| Data for this exercise |
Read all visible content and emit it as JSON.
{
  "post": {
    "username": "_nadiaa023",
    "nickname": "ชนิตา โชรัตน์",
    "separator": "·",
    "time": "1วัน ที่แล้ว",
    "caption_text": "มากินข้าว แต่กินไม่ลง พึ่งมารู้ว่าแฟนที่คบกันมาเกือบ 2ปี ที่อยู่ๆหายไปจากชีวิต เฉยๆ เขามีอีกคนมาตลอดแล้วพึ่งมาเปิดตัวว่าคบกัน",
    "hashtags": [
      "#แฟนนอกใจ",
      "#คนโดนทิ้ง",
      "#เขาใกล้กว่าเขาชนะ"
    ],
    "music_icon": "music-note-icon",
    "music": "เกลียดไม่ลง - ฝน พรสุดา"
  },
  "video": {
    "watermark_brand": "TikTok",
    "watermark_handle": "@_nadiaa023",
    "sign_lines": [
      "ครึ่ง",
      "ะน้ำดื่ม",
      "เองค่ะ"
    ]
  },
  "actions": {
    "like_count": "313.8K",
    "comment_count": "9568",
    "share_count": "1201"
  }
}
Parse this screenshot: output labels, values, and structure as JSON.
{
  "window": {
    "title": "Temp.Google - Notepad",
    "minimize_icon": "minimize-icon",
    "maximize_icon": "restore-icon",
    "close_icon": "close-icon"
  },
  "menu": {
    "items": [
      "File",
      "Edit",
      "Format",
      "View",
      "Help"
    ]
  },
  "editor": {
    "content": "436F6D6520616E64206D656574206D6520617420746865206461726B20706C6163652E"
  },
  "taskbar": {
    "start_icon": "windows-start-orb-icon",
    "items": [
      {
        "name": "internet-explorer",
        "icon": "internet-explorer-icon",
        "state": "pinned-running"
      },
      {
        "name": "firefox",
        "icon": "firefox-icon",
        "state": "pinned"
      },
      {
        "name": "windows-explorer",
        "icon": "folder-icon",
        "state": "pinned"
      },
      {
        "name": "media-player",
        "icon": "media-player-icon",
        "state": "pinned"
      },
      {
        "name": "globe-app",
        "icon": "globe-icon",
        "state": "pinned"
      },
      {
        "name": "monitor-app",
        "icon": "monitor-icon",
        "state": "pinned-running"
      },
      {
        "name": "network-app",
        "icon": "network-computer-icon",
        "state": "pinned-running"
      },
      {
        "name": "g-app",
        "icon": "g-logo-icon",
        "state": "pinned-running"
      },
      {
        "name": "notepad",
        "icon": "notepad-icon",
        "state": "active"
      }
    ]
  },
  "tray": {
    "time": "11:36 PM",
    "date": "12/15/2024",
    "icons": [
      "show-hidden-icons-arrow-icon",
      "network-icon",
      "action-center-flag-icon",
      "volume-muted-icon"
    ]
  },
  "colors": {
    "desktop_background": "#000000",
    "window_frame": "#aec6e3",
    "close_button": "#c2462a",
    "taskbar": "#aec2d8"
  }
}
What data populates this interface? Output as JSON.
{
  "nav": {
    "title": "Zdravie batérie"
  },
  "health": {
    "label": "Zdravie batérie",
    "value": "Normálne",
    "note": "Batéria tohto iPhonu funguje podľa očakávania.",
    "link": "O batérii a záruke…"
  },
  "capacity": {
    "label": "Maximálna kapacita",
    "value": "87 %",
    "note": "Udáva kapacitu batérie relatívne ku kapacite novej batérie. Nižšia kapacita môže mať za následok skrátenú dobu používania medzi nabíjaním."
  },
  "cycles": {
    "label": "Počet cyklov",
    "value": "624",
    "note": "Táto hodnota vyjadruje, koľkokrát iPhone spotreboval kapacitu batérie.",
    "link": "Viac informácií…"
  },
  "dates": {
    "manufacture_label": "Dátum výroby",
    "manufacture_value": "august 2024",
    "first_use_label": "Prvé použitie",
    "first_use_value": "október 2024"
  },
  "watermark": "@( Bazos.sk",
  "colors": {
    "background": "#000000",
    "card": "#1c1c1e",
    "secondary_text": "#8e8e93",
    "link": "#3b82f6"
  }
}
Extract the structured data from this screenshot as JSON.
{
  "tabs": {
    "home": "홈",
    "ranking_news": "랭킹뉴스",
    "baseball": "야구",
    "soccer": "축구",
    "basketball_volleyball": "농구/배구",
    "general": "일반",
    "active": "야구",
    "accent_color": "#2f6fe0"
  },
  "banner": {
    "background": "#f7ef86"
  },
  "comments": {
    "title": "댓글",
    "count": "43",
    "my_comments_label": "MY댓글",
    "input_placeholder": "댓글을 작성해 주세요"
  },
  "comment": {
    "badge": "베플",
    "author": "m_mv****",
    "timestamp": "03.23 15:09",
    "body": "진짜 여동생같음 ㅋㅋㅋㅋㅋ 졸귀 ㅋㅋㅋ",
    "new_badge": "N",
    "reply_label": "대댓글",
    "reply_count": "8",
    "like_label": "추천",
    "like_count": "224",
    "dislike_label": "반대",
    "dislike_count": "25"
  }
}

| Exercise objective |
Restate the whole listing exactly, leaving out nothing.

| Expected output |
Read all visible content and emit it as JSON.
{
  "post": {
    "username": "_nadiaa023",
    "nickname": "ชนิตา โชรัตน์",
    "separator": "·",
    "time": "1วัน ที่แล้ว",
    "caption_text": "มากินข้าว แต่กินไม่ลง พึ่งมารู้ว่าแฟนที่คบกันมาเกือบ 2ปี ที่อยู่ๆหายไปจากชีวิต เฉยๆ เขามีอีกคนมาตลอดแล้วพึ่งมาเปิดตัวว่าคบกัน",
    "hashtags": [
      "#แฟนนอกใจ",
      "#คนโดนทิ้ง",
      "#เขาใกล้กว่าเขาชนะ"
    ],
    "music_icon": "music-note-icon",
    "music": "เกลียดไม่ลง - ฝน พรสุดา"
  },
  "video": {
    "watermark_brand": "TikTok",
    "watermark_handle": "@_nadiaa023",
    "sign_lines": [
      "ครึ่ง",
      "ะน้ำดื่ม",
      "เองค่ะ"
    ]
  },
  "actions": {
    "like_count": "313.8K",
    "comment_count": "9568",
    "share_count": "1201"
  }
}
Parse this screenshot: output labels, values, and structure as JSON.
{
  "window": {
    "title": "Temp.Google - Notepad",
    "minimize_icon": "minimize-icon",
    "maximize_icon": "restore-icon",
    "close_icon": "close-icon"
  },
  "menu": {
    "items": [
      "File",
      "Edit",
      "Format",
      "View",
      "Help"
    ]
  },
  "editor": {
    "content": "436F6D6520616E64206D656574206D6520617420746865206461726B20706C6163652E"
  },
  "taskbar": {
    "start_icon": "windows-start-orb-icon",
    "items": [
      {
        "name": "internet-explorer",
        "icon": "internet-explorer-icon",
        "state": "pinned-running"
      },
      {
        "name": "firefox",
        "icon": "firefox-icon",
        "state": "pinned"
      },
      {
        "name": "windows-explorer",
        "icon": "folder-icon",
        "state": "pinned"
      },
      {
        "name": "media-player",
        "icon": "media-player-icon",
        "state": "pinned"
      },
      {
        "name": "globe-app",
        "icon": "globe-icon",
        "state": "pinned"
      },
      {
        "name": "monitor-app",
        "icon": "monitor-icon",
        "state": "pinned-running"
      },
      {
        "name": "network-app",
        "icon": "network-computer-icon",
        "state": "pinned-running"
      },
      {
        "name": "g-app",
        "icon": "g-logo-icon",
        "state": "pinned-running"
      },
      {
        "name": "notepad",
        "icon": "notepad-icon",
        "state": "active"
      }
    ]
  },
  "tray": {
    "time": "11:36 PM",
    "date": "12/15/2024",
    "icons": [
      "show-hidden-icons-arrow-icon",
      "network-icon",
      "action-center-flag-icon",
      "volume-muted-icon"
    ]
  },
  "colors": {
    "desktop_background": "#000000",
    "window_frame": "#aec6e3",
    "close_button": "#c2462a",
    "taskbar": "#aec2d8"
  }
}
What data populates this interface? Output as JSON.
{
  "nav": {
    "title": "Zdravie batérie"
  },
  "health": {
    "label": "Zdravie batérie",
    "value": "Normálne",
    "note": "Batéria tohto iPhonu funguje podľa očakávania.",
    "link": "O batérii a záruke…"
  },
  "capacity": {
    "label": "Maximálna kapacita",
    "value": "87 %",
    "note": "Udáva kapacitu batérie relatívne ku kapacite novej batérie. Nižšia kapacita môže mať za následok skrátenú dobu používania medzi nabíjaním."
  },
  "cycles": {
    "label": "Počet cyklov",
    "value": "624",
    "note": "Táto hodnota vyjadruje, koľkokrát iPhone spotreboval kapacitu batérie.",
    "link": "Viac informácií…"
  },
  "dates": {
    "manufacture_label": "Dátum výroby",
    "manufacture_value": "august 2024",
    "first_use_label": "Prvé použitie",
    "first_use_value": "október 2024"
  },
  "watermark": "@( Bazos.sk",
  "colors": {
    "background": "#000000",
    "card": "#1c1c1e",
    "secondary_text": "#8e8e93",
    "link": "#3b82f6"
  }
}
Extract the structured data from this screenshot as JSON.
{
  "tabs": {
    "home": "홈",
    "ranking_news": "랭킹뉴스",
    "baseball": "야구",
    "soccer": "축구",
    "basketball_volleyball": "농구/배구",
    "general": "일반",
    "active": "야구",
    "accent_color": "#2f6fe0"
  },
  "banner": {
    "background": "#f7ef86"
  },
  "comments": {
    "title": "댓글",
    "count": "43",
    "my_comments_label": "MY댓글",
    "input_placeholder": "댓글을 작성해 주세요"
  },
  "comment": {
    "badge": "베플",
    "author": "m_mv****",
    "timestamp": "03.23 15:09",
    "body": "진짜 여동생같음 ㅋㅋㅋㅋㅋ 졸귀 ㅋㅋㅋ",
    "new_badge": "N",
    "reply_label": "대댓글",
    "reply_count": "8",
    "like_label": "추천",
    "like_count": "224",
    "dislike_label": "반대",
    "dislike_count": "25"
  }
}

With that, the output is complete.